## DIRECTIONS
How many lines of these entries include the string "this"? State the number alone.
========================
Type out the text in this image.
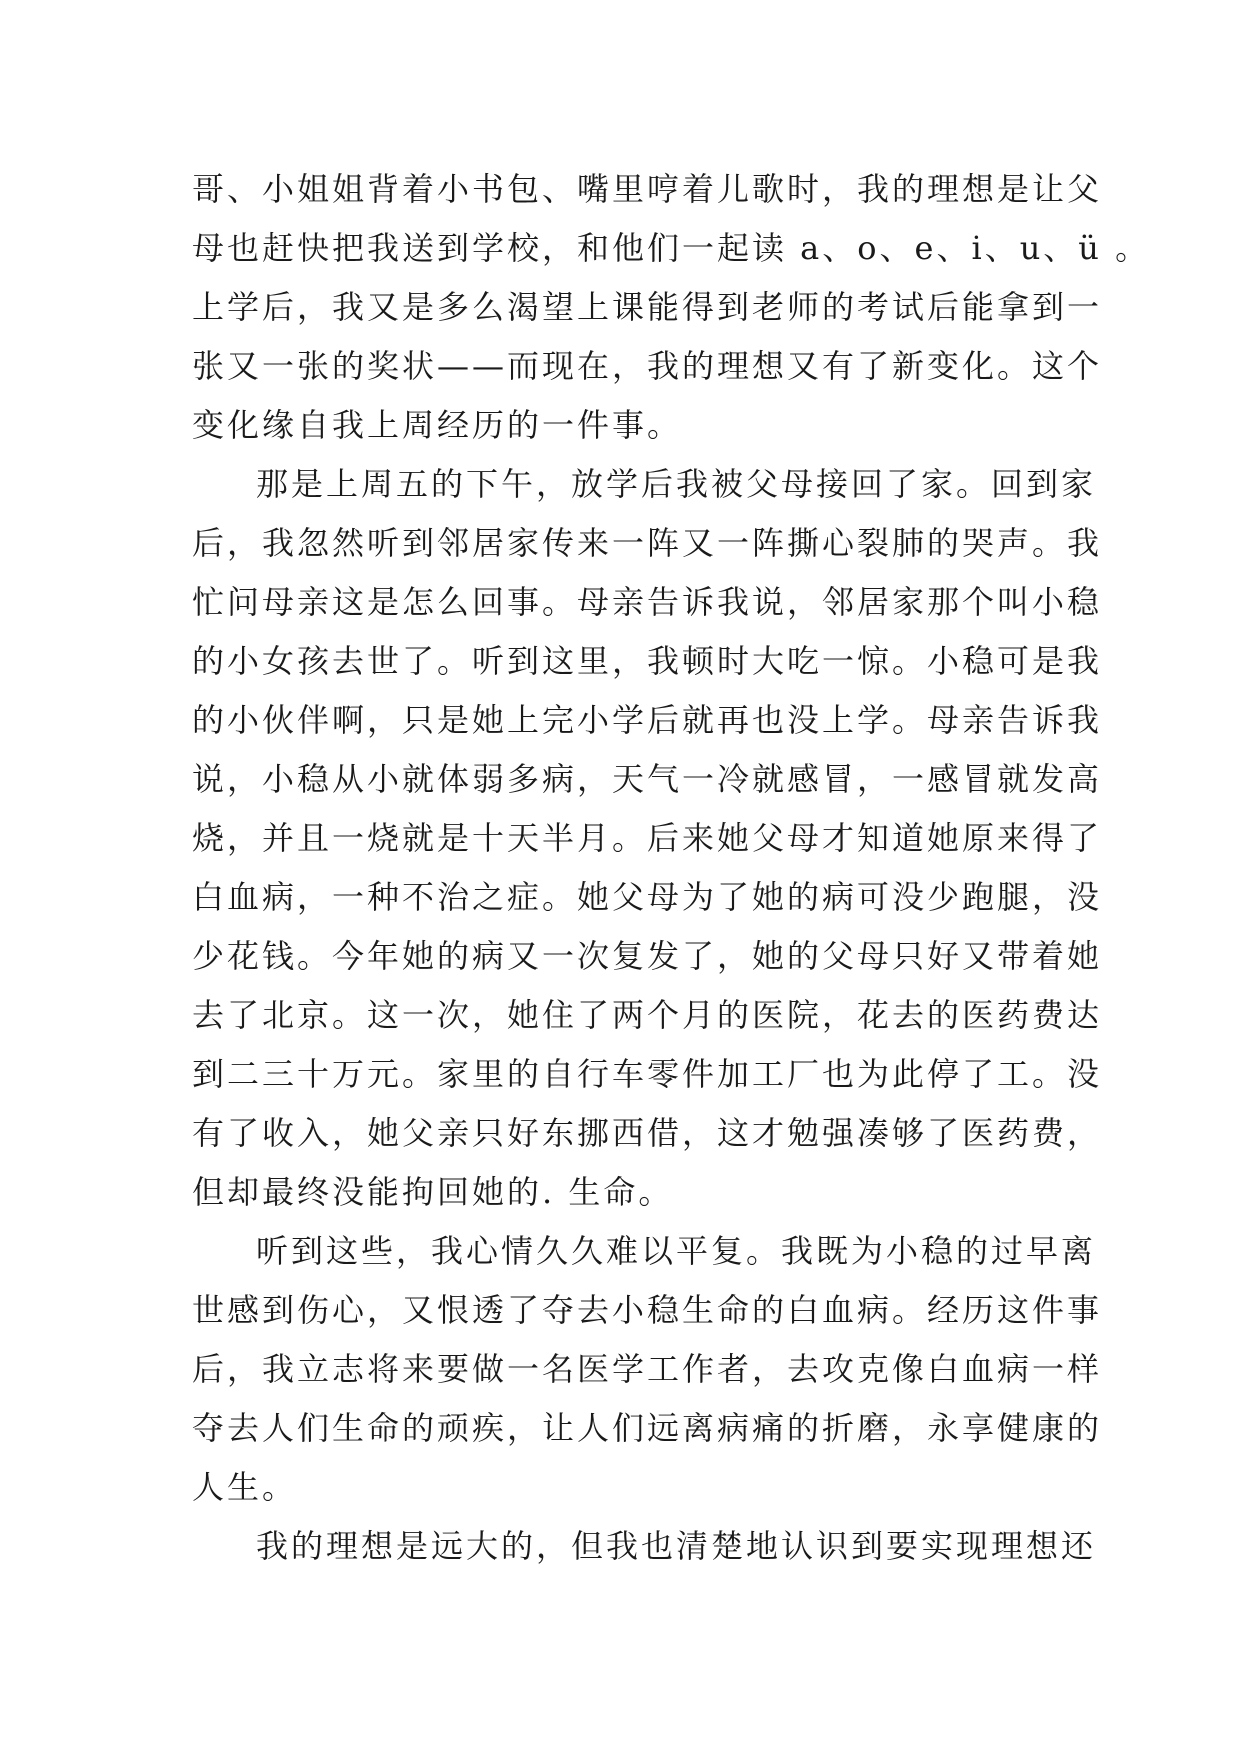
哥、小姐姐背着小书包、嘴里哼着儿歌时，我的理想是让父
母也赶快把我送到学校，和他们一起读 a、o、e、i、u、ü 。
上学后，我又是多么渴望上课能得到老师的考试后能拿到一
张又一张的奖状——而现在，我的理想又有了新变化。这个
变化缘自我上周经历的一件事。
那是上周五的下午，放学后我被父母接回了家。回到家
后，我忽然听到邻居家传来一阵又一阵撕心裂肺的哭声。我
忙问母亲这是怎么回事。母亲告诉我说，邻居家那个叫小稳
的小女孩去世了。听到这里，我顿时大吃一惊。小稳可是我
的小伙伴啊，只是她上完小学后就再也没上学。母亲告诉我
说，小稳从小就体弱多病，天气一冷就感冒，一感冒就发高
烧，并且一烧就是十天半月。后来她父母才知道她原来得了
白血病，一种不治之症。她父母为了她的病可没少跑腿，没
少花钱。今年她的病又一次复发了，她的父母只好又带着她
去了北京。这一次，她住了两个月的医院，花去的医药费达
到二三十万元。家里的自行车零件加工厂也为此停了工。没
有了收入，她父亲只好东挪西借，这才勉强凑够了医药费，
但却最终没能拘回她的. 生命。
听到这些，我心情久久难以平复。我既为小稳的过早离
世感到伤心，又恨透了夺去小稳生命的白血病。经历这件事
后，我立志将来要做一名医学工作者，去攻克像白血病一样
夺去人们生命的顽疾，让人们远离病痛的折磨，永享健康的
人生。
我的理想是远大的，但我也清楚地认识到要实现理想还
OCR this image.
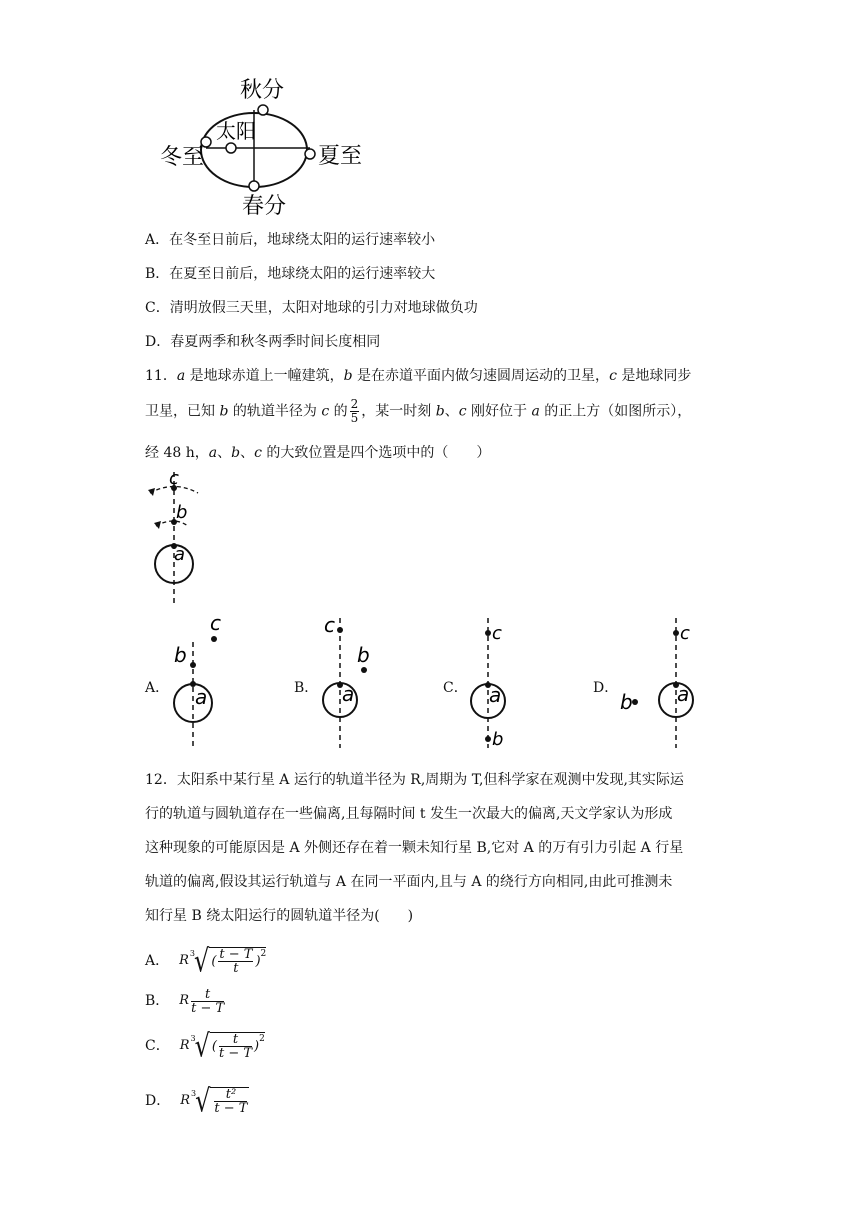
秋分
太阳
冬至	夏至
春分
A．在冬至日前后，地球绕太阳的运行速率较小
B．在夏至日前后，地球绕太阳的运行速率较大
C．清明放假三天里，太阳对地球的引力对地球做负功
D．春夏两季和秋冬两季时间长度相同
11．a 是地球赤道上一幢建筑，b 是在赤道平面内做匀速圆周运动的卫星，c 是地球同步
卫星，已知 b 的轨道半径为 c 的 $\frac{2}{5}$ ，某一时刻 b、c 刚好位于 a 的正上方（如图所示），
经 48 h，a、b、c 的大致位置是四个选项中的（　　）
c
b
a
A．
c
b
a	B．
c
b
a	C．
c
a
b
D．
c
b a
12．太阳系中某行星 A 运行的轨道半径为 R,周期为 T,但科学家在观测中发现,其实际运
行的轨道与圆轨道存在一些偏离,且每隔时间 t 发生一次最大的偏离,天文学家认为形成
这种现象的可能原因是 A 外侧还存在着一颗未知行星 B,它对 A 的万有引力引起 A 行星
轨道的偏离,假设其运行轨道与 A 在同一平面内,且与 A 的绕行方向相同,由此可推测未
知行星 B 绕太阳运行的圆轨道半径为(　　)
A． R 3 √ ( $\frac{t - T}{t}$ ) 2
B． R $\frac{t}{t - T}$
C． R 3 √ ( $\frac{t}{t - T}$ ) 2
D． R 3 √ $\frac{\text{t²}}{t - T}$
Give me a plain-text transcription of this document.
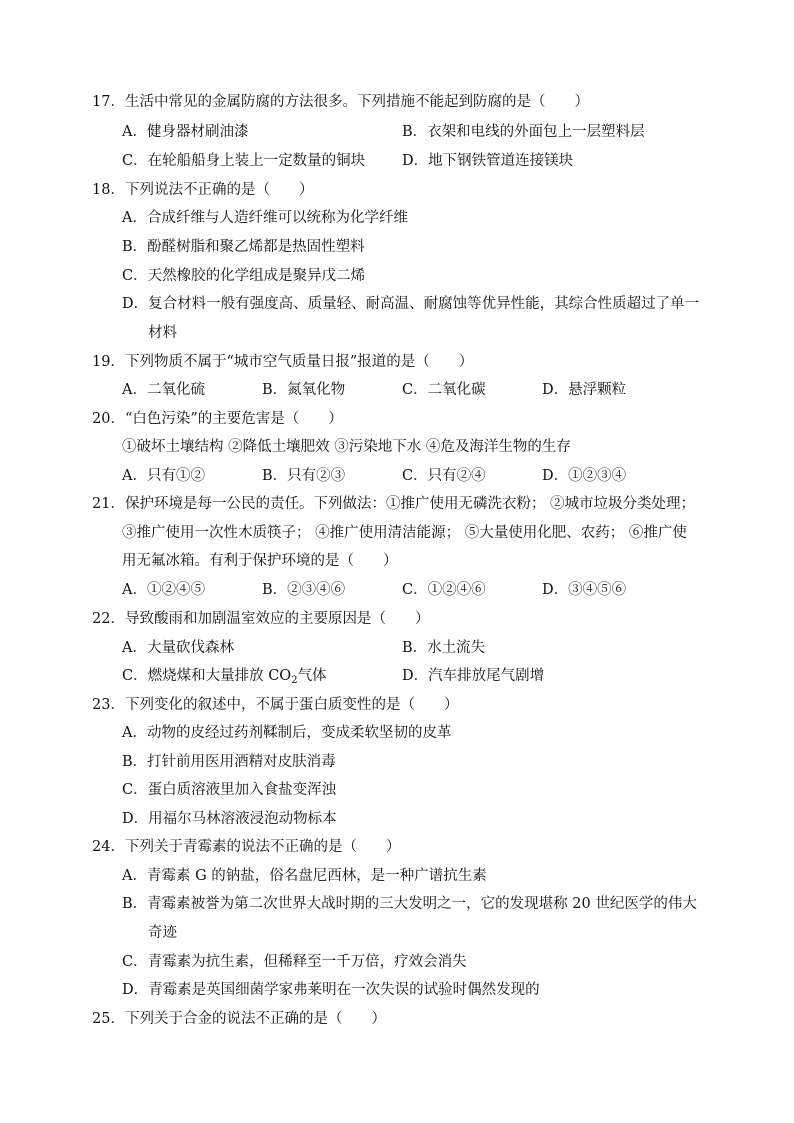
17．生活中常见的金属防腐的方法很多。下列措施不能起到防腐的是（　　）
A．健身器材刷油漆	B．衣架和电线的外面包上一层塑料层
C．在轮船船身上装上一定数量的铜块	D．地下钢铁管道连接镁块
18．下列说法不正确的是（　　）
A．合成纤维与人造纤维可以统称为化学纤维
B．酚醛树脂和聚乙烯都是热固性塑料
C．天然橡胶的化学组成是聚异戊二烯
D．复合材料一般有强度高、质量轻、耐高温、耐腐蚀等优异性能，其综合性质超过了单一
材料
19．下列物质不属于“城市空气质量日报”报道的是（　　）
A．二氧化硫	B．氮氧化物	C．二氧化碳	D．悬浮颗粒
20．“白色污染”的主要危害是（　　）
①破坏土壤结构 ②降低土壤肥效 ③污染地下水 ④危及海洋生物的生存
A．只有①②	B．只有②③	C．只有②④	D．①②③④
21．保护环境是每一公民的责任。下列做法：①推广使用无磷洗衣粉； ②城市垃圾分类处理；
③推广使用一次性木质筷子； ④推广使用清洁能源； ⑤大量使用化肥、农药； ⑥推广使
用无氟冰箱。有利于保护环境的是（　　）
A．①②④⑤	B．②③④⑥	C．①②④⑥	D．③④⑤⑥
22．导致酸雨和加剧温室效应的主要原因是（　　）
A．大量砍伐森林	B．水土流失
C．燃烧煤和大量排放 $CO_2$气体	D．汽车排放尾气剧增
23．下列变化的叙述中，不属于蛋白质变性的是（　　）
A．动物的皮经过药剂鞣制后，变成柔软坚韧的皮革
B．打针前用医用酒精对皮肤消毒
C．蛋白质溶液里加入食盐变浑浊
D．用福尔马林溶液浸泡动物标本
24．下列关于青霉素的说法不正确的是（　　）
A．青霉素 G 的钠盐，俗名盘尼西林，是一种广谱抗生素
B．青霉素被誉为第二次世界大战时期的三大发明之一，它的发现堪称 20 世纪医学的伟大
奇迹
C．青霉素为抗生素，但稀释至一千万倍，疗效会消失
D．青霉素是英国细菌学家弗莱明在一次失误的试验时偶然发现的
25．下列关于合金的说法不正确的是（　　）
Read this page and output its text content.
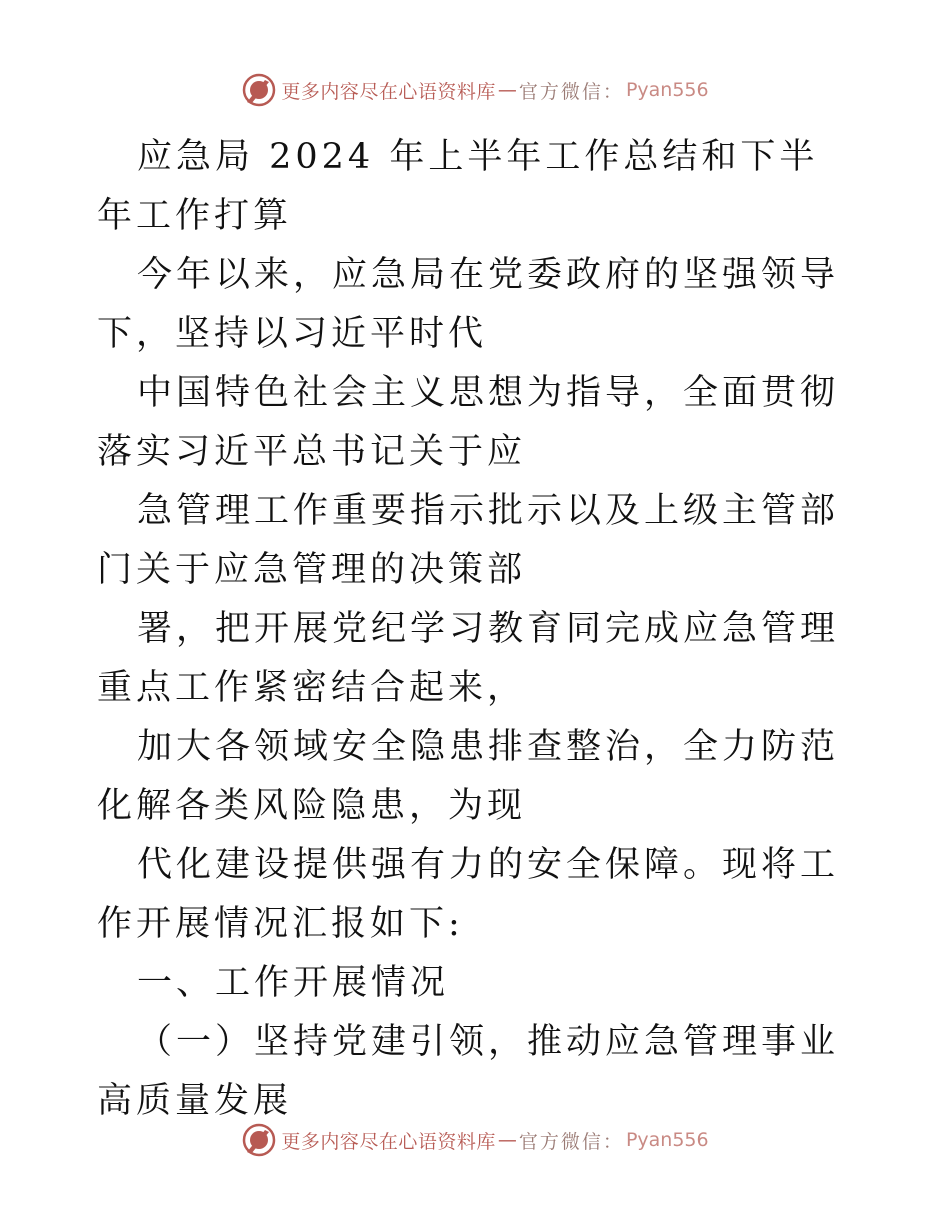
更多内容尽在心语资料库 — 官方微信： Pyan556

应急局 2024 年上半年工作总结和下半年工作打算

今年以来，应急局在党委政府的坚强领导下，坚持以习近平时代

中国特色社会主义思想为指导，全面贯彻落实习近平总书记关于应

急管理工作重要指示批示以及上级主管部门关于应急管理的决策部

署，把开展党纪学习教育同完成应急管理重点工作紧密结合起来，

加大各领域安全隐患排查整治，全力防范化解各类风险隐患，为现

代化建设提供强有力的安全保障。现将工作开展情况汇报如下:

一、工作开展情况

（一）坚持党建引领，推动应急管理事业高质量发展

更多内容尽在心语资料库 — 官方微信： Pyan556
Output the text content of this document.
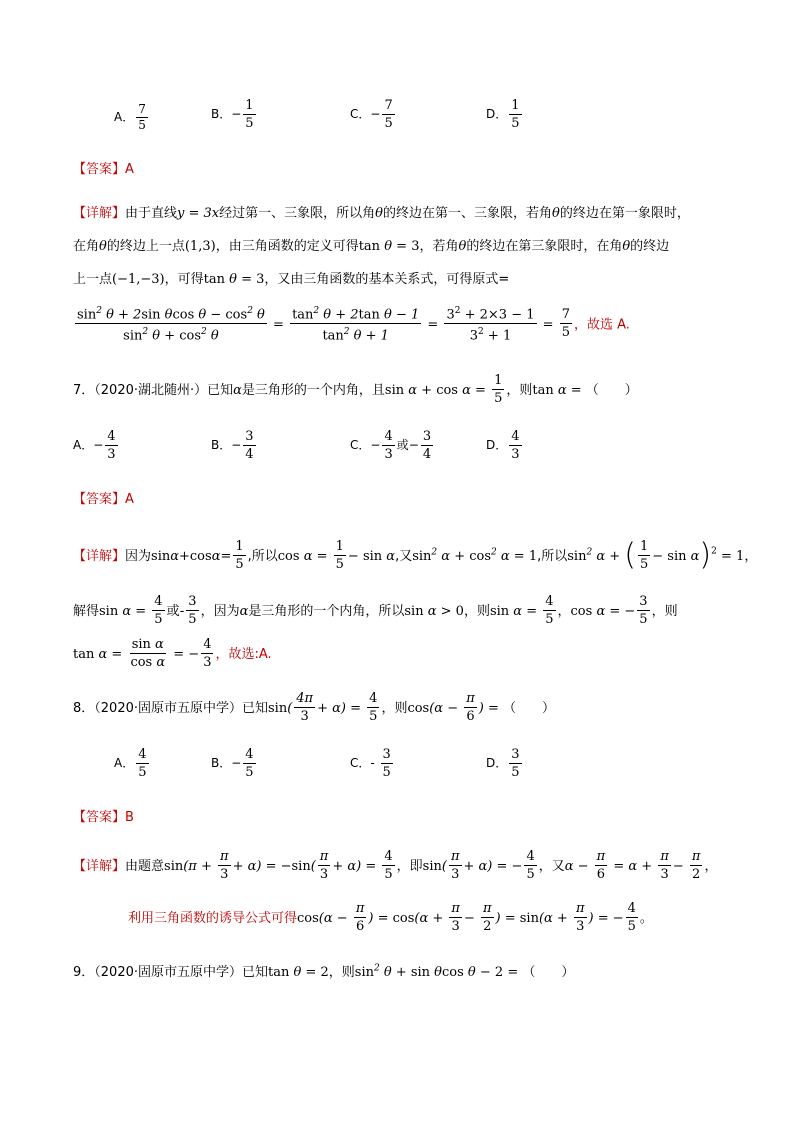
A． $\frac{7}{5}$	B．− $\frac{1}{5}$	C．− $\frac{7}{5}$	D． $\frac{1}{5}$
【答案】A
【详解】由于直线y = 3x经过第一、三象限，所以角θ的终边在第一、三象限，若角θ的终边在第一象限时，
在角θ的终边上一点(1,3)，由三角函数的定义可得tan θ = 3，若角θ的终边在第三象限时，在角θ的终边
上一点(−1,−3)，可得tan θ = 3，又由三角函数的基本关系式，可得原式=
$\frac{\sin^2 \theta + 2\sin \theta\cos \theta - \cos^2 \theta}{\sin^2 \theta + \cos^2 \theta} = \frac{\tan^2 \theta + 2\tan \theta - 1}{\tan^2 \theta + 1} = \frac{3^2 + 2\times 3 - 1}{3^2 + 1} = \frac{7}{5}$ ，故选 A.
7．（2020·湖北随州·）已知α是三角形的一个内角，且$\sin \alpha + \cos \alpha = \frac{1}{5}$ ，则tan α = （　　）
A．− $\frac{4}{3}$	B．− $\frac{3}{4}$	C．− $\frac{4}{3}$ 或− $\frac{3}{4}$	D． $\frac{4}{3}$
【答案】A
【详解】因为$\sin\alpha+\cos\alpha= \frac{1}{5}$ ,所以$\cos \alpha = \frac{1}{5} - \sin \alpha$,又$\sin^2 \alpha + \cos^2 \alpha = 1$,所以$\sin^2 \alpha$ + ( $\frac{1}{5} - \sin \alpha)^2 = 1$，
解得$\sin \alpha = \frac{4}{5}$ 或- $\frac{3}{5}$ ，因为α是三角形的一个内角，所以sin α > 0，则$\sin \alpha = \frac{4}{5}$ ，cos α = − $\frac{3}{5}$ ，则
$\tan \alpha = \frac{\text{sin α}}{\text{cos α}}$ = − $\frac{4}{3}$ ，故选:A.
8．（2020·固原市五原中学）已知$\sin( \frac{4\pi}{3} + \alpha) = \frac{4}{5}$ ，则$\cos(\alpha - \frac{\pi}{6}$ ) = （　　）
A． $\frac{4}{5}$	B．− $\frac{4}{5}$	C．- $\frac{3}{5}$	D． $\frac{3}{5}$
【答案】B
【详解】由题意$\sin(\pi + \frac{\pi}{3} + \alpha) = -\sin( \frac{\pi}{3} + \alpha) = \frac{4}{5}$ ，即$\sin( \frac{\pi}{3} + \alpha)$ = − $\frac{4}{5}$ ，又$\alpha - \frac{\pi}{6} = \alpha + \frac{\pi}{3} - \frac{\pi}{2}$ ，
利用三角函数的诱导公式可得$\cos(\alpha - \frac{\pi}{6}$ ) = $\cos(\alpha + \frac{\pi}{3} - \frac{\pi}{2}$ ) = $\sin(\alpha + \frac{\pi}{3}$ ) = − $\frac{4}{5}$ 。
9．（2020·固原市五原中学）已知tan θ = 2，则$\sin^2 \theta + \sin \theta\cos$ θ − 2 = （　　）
========================
## EXPECTED ANSWER
5